> _Requirement_
Every line below is to be quoted exactly, with nothing added or dropped.

> _Supplied information_
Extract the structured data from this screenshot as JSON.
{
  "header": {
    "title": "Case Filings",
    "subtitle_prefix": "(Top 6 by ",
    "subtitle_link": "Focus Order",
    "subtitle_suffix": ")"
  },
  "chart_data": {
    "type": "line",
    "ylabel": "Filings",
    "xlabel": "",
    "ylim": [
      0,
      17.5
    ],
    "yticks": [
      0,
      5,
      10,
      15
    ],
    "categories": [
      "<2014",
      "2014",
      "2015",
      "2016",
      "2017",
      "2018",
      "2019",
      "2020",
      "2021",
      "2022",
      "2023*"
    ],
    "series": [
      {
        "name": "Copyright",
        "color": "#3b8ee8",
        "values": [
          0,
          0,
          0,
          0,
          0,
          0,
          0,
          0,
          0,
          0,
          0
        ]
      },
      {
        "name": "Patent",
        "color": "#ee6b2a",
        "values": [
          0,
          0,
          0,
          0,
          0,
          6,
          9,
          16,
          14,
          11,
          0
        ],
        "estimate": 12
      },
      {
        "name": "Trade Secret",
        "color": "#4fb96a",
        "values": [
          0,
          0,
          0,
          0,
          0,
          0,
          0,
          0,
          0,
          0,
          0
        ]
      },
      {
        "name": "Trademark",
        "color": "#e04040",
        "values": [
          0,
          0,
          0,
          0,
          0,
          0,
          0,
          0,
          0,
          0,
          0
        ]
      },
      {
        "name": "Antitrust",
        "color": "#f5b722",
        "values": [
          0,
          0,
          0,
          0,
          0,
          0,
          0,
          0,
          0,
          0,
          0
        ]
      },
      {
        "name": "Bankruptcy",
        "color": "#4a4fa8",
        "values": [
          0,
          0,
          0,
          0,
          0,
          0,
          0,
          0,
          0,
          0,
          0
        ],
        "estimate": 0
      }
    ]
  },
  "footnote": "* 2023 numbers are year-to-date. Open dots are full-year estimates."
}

> _Reply to the exercise_
Extract the structured data from this screenshot as JSON.
{
  "header": {
    "title": "Case Filings",
    "subtitle_prefix": "(Top 6 by ",
    "subtitle_link": "Focus Order",
    "subtitle_suffix": ")"
  },
  "chart_data": {
    "type": "line",
    "ylabel": "Filings",
    "xlabel": "",
    "ylim": [
      0,
      17.5
    ],
    "yticks": [
      0,
      5,
      10,
      15
    ],
    "categories": [
      "<2014",
      "2014",
      "2015",
      "2016",
      "2017",
      "2018",
      "2019",
      "2020",
      "2021",
      "2022",
      "2023*"
    ],
    "series": [
      {
        "name": "Copyright",
        "color": "#3b8ee8",
        "values": [
          0,
          0,
          0,
          0,
          0,
          0,
          0,
          0,
          0,
          0,
          0
        ]
      },
      {
        "name": "Patent",
        "color": "#ee6b2a",
        "values": [
          0,
          0,
          0,
          0,
          0,
          6,
          9,
          16,
          14,
          11,
          0
        ],
        "estimate": 12
      },
      {
        "name": "Trade Secret",
        "color": "#4fb96a",
        "values": [
          0,
          0,
          0,
          0,
          0,
          0,
          0,
          0,
          0,
          0,
          0
        ]
      },
      {
        "name": "Trademark",
        "color": "#e04040",
        "values": [
          0,
          0,
          0,
          0,
          0,
          0,
          0,
          0,
          0,
          0,
          0
        ]
      },
      {
        "name": "Antitrust",
        "color": "#f5b722",
        "values": [
          0,
          0,
          0,
          0,
          0,
          0,
          0,
          0,
          0,
          0,
          0
        ]
      },
      {
        "name": "Bankruptcy",
        "color": "#4a4fa8",
        "values": [
          0,
          0,
          0,
          0,
          0,
          0,
          0,
          0,
          0,
          0,
          0
        ],
        "estimate": 0
      }
    ]
  },
  "footnote": "* 2023 numbers are year-to-date. Open dots are full-year estimates."
}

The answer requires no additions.